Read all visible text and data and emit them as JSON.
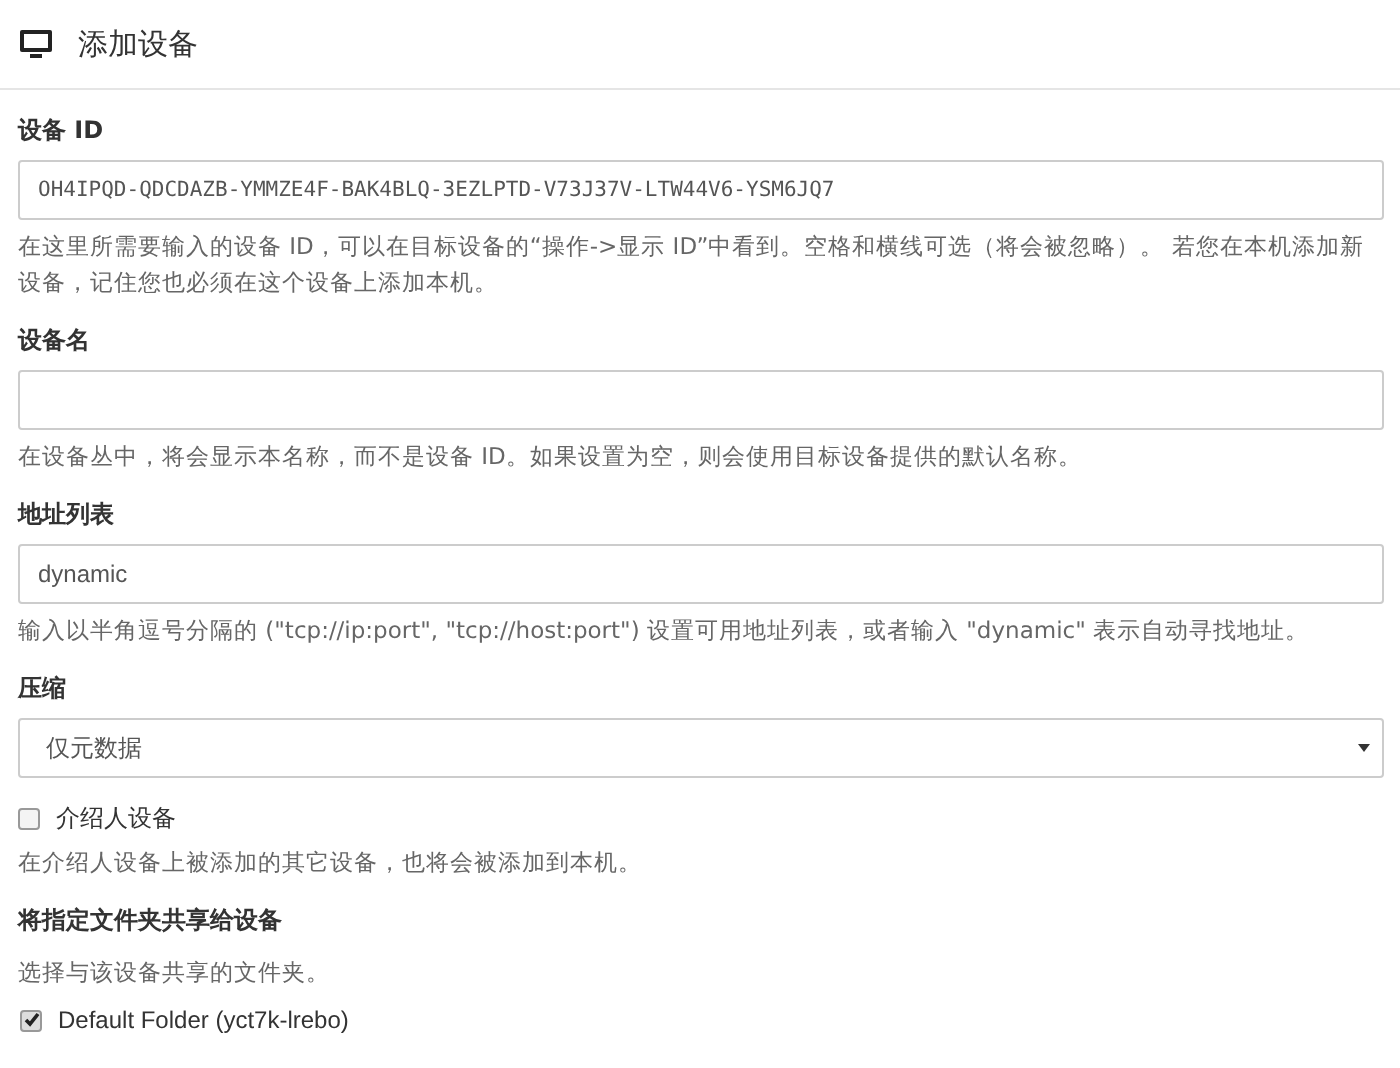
{
  "dialog": {
    "title": "添加设备"
  },
  "fields": [
    {
      "kind": "code",
      "label": "设备 ID",
      "value": "OH4IPQD-QDCDAZB-YMMZE4F-BAK4BLQ-3EZLPTD-V73J37V-LTW44V6-YSM6JQ7",
      "help": "在这里所需要输入的设备 ID，可以在目标设备的“操作->显示 ID”中看到。空格和横线可选（将会被忽略）。 若您在本机添加新设备，记住您也必须在这个设备上添加本机。"
    },
    {
      "kind": "text",
      "label": "设备名",
      "help": "在设备丛中，将会显示本名称，而不是设备 ID。如果设置为空，则会使用目标设备提供的默认名称。"
    },
    {
      "kind": "text",
      "label": "地址列表",
      "value": "dynamic",
      "help": "输入以半角逗号分隔的 (\"tcp://ip:port\", \"tcp://host:port\") 设置可用地址列表，或者输入 \"dynamic\" 表示自动寻找地址。"
    },
    {
      "kind": "select",
      "label": "压缩",
      "value": "仅元数据"
    },
    {
      "kind": "checkbox",
      "label": "介绍人设备",
      "checked": false,
      "help": "在介绍人设备上被添加的其它设备，也将会被添加到本机。"
    },
    {
      "kind": "section",
      "label": "将指定文件夹共享给设备",
      "help": "选择与该设备共享的文件夹。",
      "folders": [
        {
          "label": "Default Folder (yct7k-lrebo)",
          "checked": true
        }
      ]
    }
  ]
}
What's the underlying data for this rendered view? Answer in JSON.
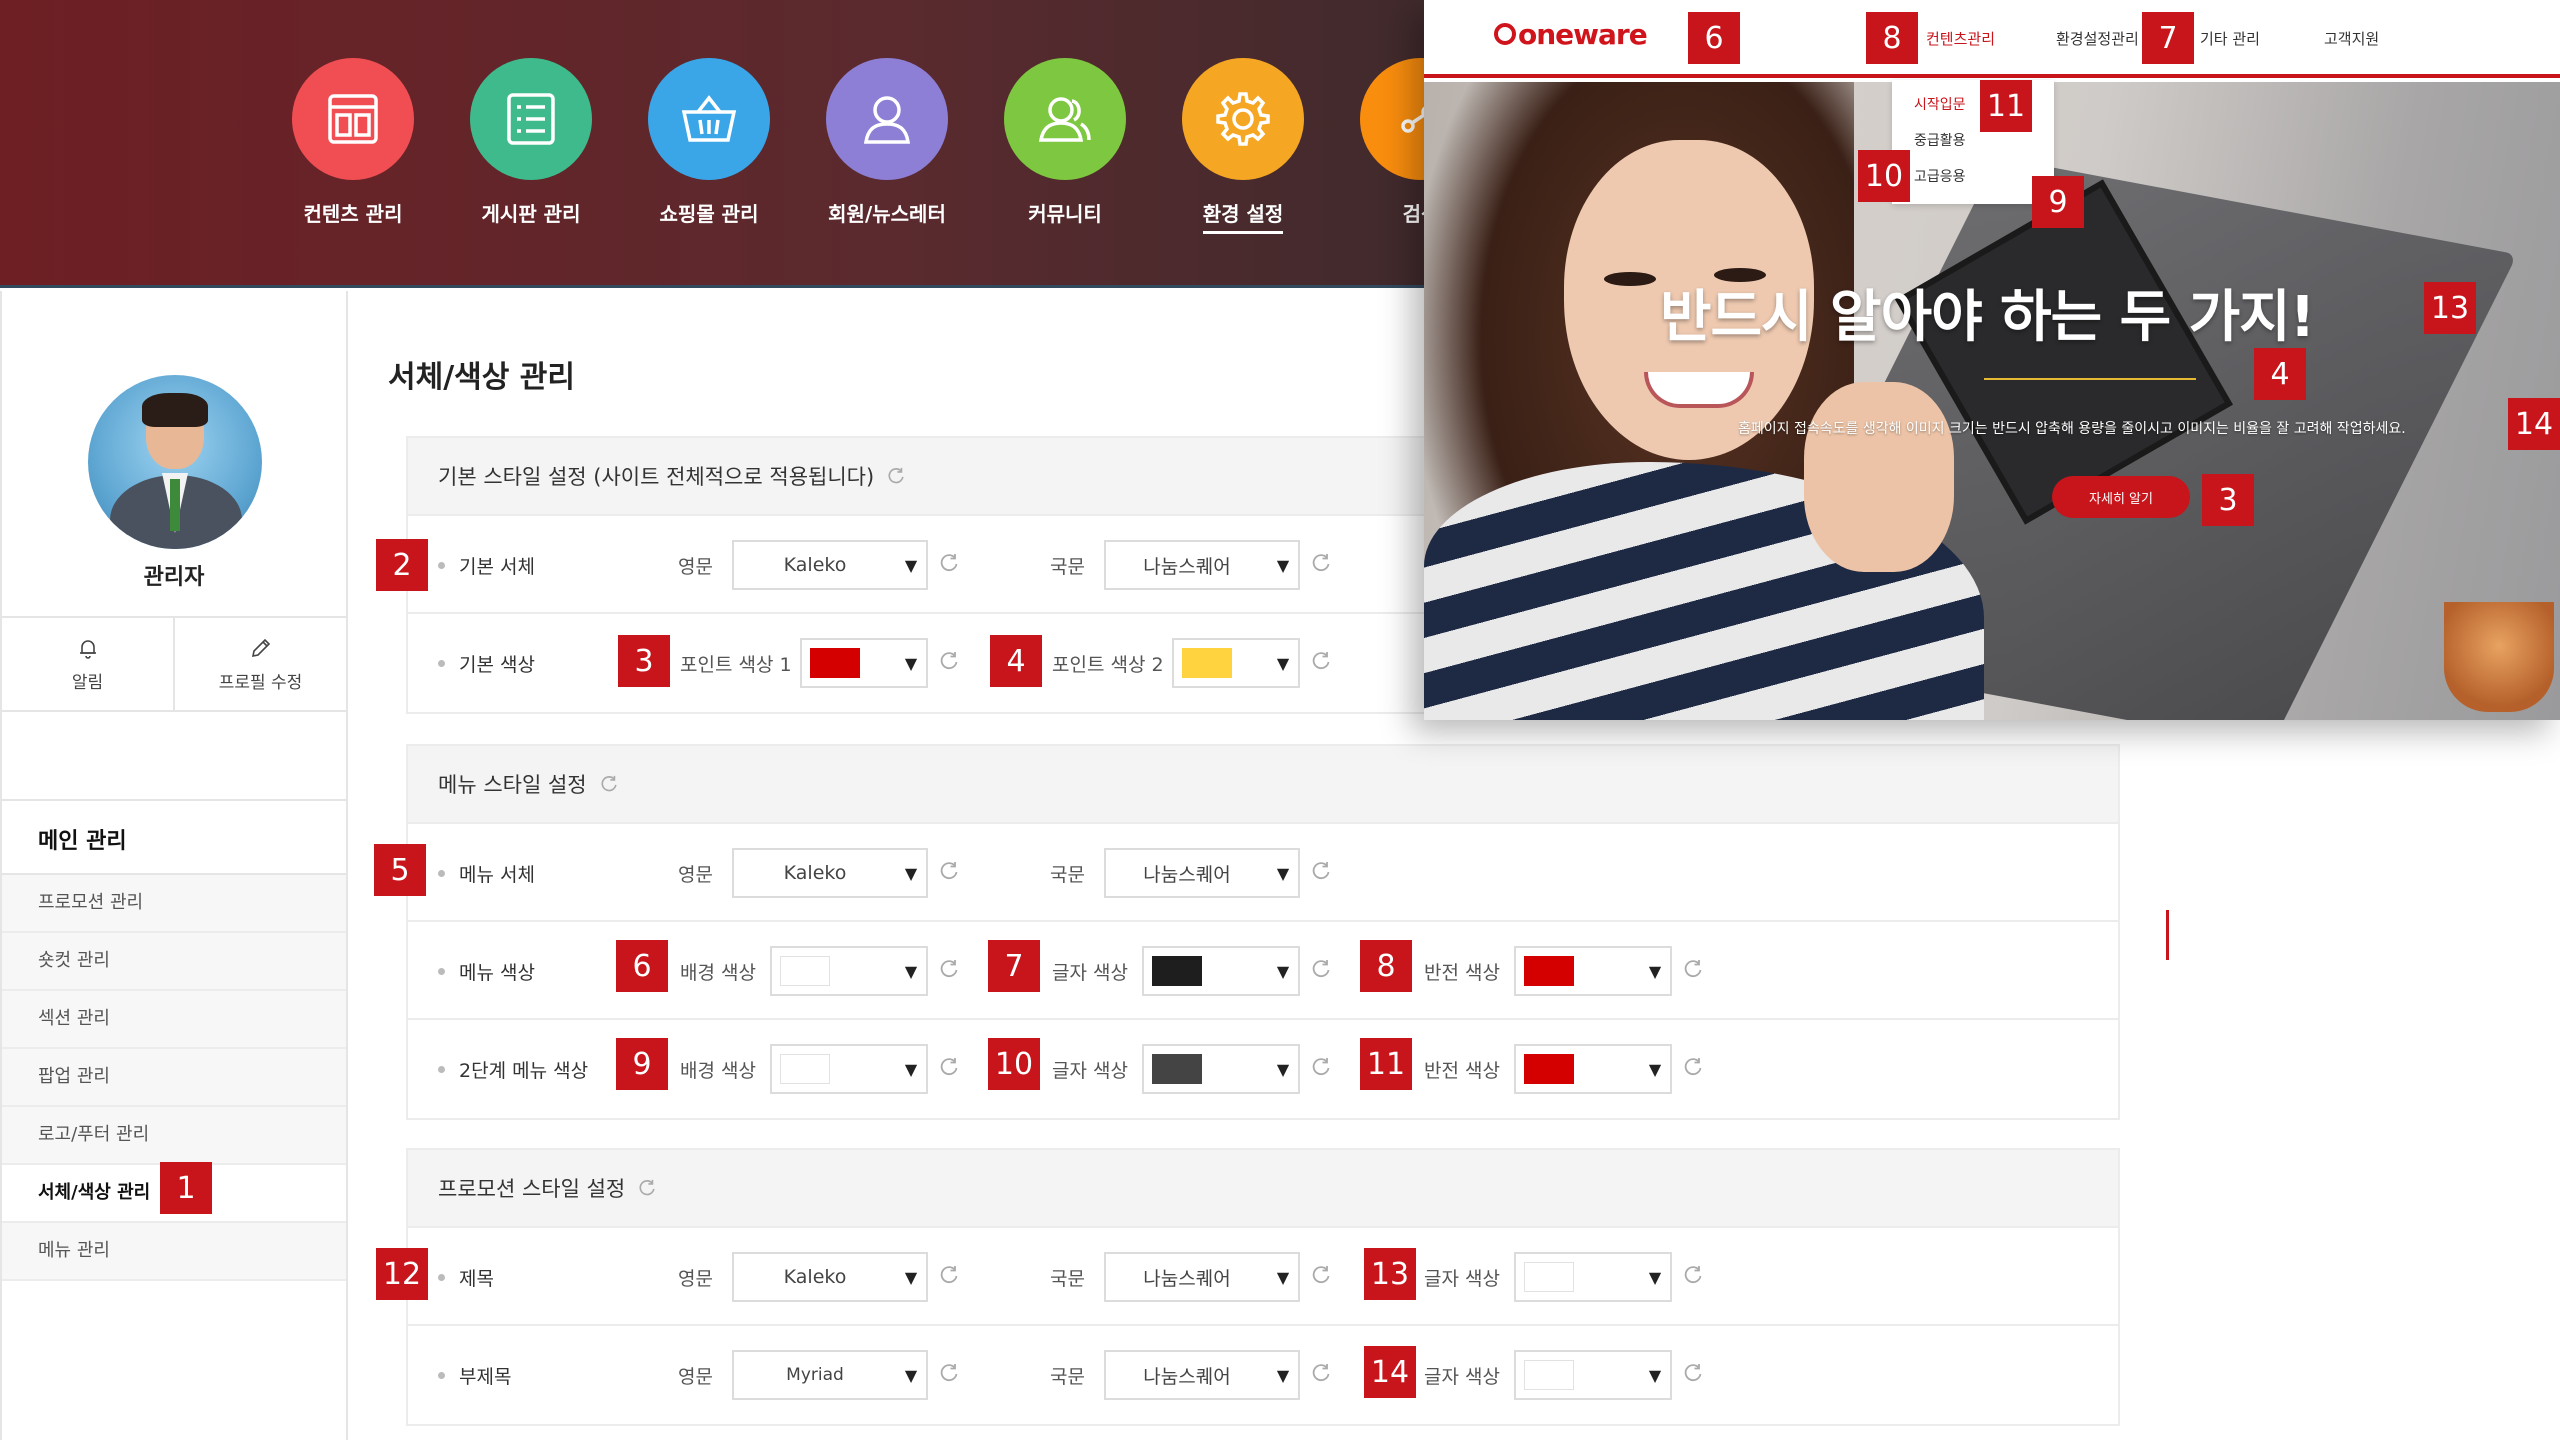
{
  "topnav": {
    "items": [
      {
        "label": "컨텐츠 관리",
        "color": "#f04e52",
        "icon": "content-icon"
      },
      {
        "label": "게시판 관리",
        "color": "#3fba8c",
        "icon": "board-icon"
      },
      {
        "label": "쇼핑몰 관리",
        "color": "#3aa6e8",
        "icon": "basket-icon"
      },
      {
        "label": "회원/뉴스레터",
        "color": "#8d7fd6",
        "icon": "user-icon"
      },
      {
        "label": "커뮤니티",
        "color": "#7ec740",
        "icon": "users-icon"
      },
      {
        "label": "환경 설정",
        "color": "#f5a623",
        "icon": "gear-icon",
        "active": true
      },
      {
        "label": "검색",
        "color": "#f98d0e",
        "icon": "share-icon"
      }
    ]
  },
  "sidebar": {
    "admin_name": "관리자",
    "actions": {
      "notify": "알림",
      "edit_profile": "프로필 수정"
    },
    "menu_title": "메인 관리",
    "menu_items": [
      "프로모션 관리",
      "숏컷 관리",
      "섹션 관리",
      "팝업 관리",
      "로고/푸터 관리",
      "서체/색상 관리",
      "메뉴 관리"
    ],
    "active_index": 5
  },
  "main": {
    "title": "서체/색상 관리",
    "basic": {
      "header": "기본 스타일 설정 (사이트 전체적으로 적용됩니다)",
      "font_row": {
        "label": "기본 서체",
        "en_label": "영문",
        "en_value": "Kaleko",
        "ko_label": "국문",
        "ko_value": "나눔스퀘어"
      },
      "color_row": {
        "label": "기본 색상",
        "p1_label": "포인트 색상 1",
        "p1_color": "#d40000",
        "p2_label": "포인트 색상 2",
        "p2_color": "#ffd23f"
      }
    },
    "menu": {
      "header": "메뉴 스타일 설정",
      "font_row": {
        "label": "메뉴 서체",
        "en_label": "영문",
        "en_value": "Kaleko",
        "ko_label": "국문",
        "ko_value": "나눔스퀘어"
      },
      "color_row": {
        "label": "메뉴 색상",
        "bg_label": "배경 색상",
        "bg_color": "#ffffff",
        "text_label": "글자 색상",
        "text_color": "#1e1e1e",
        "inv_label": "반전 색상",
        "inv_color": "#d40000"
      },
      "sub_row": {
        "label": "2단계 메뉴 색상",
        "bg_label": "배경 색상",
        "bg_color": "#ffffff",
        "text_label": "글자 색상",
        "text_color": "#444444",
        "inv_label": "반전 색상",
        "inv_color": "#d40000"
      }
    },
    "promo": {
      "header": "프로모션 스타일 설정",
      "title_row": {
        "label": "제목",
        "en_label": "영문",
        "en_value": "Kaleko",
        "ko_label": "국문",
        "ko_value": "나눔스퀘어",
        "color_label": "글자 색상",
        "color": "#ffffff"
      },
      "subtitle_row": {
        "label": "부제목",
        "en_label": "영문",
        "en_value": "Myriad",
        "ko_label": "국문",
        "ko_value": "나눔스퀘어",
        "color_label": "글자 색상",
        "color": "#ffffff"
      }
    }
  },
  "badges": {
    "b1": "1",
    "b2": "2",
    "b3": "3",
    "b4": "4",
    "b5": "5",
    "b6": "6",
    "b7": "7",
    "b8": "8",
    "b9": "9",
    "b10": "10",
    "b11": "11",
    "b12": "12",
    "b13": "13",
    "b14": "14"
  },
  "preview": {
    "logo": "oneware",
    "menu": [
      "컨텐츠관리",
      "환경설정관리",
      "기타 관리",
      "고객지원"
    ],
    "dropdown": [
      "시작입문",
      "중급활용",
      "고급응용"
    ],
    "hero_title": "반드시 알아야 하는 두 가지!",
    "hero_sub": "홈페이지 접속속도를 생각해 이미지 크기는 반드시 압축해 용량을 줄이시고 이미지는 비율을 잘 고려해 작업하세요.",
    "hero_button": "자세히 알기"
  }
}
----------------------------------------
* The task *
Pictures in the records should not appear in your copy, but everything else must be transcribed exactly.

* The solution *
Read all visible text and data and emit them as JSON.
{
  "dialog": {
    "title": "添加设备"
  },
  "fields": [
    {
      "kind": "code",
      "label": "设备 ID",
      "value": "OH4IPQD-QDCDAZB-YMMZE4F-BAK4BLQ-3EZLPTD-V73J37V-LTW44V6-YSM6JQ7",
      "help": "在这里所需要输入的设备 ID，可以在目标设备的“操作->显示 ID”中看到。空格和横线可选（将会被忽略）。 若您在本机添加新设备，记住您也必须在这个设备上添加本机。"
    },
    {
      "kind": "text",
      "label": "设备名",
      "help": "在设备丛中，将会显示本名称，而不是设备 ID。如果设置为空，则会使用目标设备提供的默认名称。"
    },
    {
      "kind": "text",
      "label": "地址列表",
      "value": "dynamic",
      "help": "输入以半角逗号分隔的 (\"tcp://ip:port\", \"tcp://host:port\") 设置可用地址列表，或者输入 \"dynamic\" 表示自动寻找地址。"
    },
    {
      "kind": "select",
      "label": "压缩",
      "value": "仅元数据"
    },
    {
      "kind": "checkbox",
      "label": "介绍人设备",
      "checked": false,
      "help": "在介绍人设备上被添加的其它设备，也将会被添加到本机。"
    },
    {
      "kind": "section",
      "label": "将指定文件夹共享给设备",
      "help": "选择与该设备共享的文件夹。",
      "folders": [
        {
          "label": "Default Folder (yct7k-lrebo)",
          "checked": true
        }
      ]
    }
  ]
}
What's the underlying data for this rendered view? Answer in JSON.
{
  "topnav": {
    "items": [
      {
        "label": "컨텐츠 관리",
        "color": "#f04e52",
        "icon": "content-icon"
      },
      {
        "label": "게시판 관리",
        "color": "#3fba8c",
        "icon": "board-icon"
      },
      {
        "label": "쇼핑몰 관리",
        "color": "#3aa6e8",
        "icon": "basket-icon"
      },
      {
        "label": "회원/뉴스레터",
        "color": "#8d7fd6",
        "icon": "user-icon"
      },
      {
        "label": "커뮤니티",
        "color": "#7ec740",
        "icon": "users-icon"
      },
      {
        "label": "환경 설정",
        "color": "#f5a623",
        "icon": "gear-icon",
        "active": true
      },
      {
        "label": "검색",
        "color": "#f98d0e",
        "icon": "share-icon"
      }
    ]
  },
  "sidebar": {
    "admin_name": "관리자",
    "actions": {
      "notify": "알림",
      "edit_profile": "프로필 수정"
    },
    "menu_title": "메인 관리",
    "menu_items": [
      "프로모션 관리",
      "숏컷 관리",
      "섹션 관리",
      "팝업 관리",
      "로고/푸터 관리",
      "서체/색상 관리",
      "메뉴 관리"
    ],
    "active_index": 5
  },
  "main": {
    "title": "서체/색상 관리",
    "basic": {
      "header": "기본 스타일 설정 (사이트 전체적으로 적용됩니다)",
      "font_row": {
        "label": "기본 서체",
        "en_label": "영문",
        "en_value": "Kaleko",
        "ko_label": "국문",
        "ko_value": "나눔스퀘어"
      },
      "color_row": {
        "label": "기본 색상",
        "p1_label": "포인트 색상 1",
        "p1_color": "#d40000",
        "p2_label": "포인트 색상 2",
        "p2_color": "#ffd23f"
      }
    },
    "menu": {
      "header": "메뉴 스타일 설정",
      "font_row": {
        "label": "메뉴 서체",
        "en_label": "영문",
        "en_value": "Kaleko",
        "ko_label": "국문",
        "ko_value": "나눔스퀘어"
      },
      "color_row": {
        "label": "메뉴 색상",
        "bg_label": "배경 색상",
        "bg_color": "#ffffff",
        "text_label": "글자 색상",
        "text_color": "#1e1e1e",
        "inv_label": "반전 색상",
        "inv_color": "#d40000"
      },
      "sub_row": {
        "label": "2단계 메뉴 색상",
        "bg_label": "배경 색상",
        "bg_color": "#ffffff",
        "text_label": "글자 색상",
        "text_color": "#444444",
        "inv_label": "반전 색상",
        "inv_color": "#d40000"
      }
    },
    "promo": {
      "header": "프로모션 스타일 설정",
      "title_row": {
        "label": "제목",
        "en_label": "영문",
        "en_value": "Kaleko",
        "ko_label": "국문",
        "ko_value": "나눔스퀘어",
        "color_label": "글자 색상",
        "color": "#ffffff"
      },
      "subtitle_row": {
        "label": "부제목",
        "en_label": "영문",
        "en_value": "Myriad",
        "ko_label": "국문",
        "ko_value": "나눔스퀘어",
        "color_label": "글자 색상",
        "color": "#ffffff"
      }
    }
  },
  "badges": {
    "b1": "1",
    "b2": "2",
    "b3": "3",
    "b4": "4",
    "b5": "5",
    "b6": "6",
    "b7": "7",
    "b8": "8",
    "b9": "9",
    "b10": "10",
    "b11": "11",
    "b12": "12",
    "b13": "13",
    "b14": "14"
  },
  "preview": {
    "logo": "oneware",
    "menu": [
      "컨텐츠관리",
      "환경설정관리",
      "기타 관리",
      "고객지원"
    ],
    "dropdown": [
      "시작입문",
      "중급활용",
      "고급응용"
    ],
    "hero_title": "반드시 알아야 하는 두 가지!",
    "hero_sub": "홈페이지 접속속도를 생각해 이미지 크기는 반드시 압축해 용량을 줄이시고 이미지는 비율을 잘 고려해 작업하세요.",
    "hero_button": "자세히 알기"
  }
}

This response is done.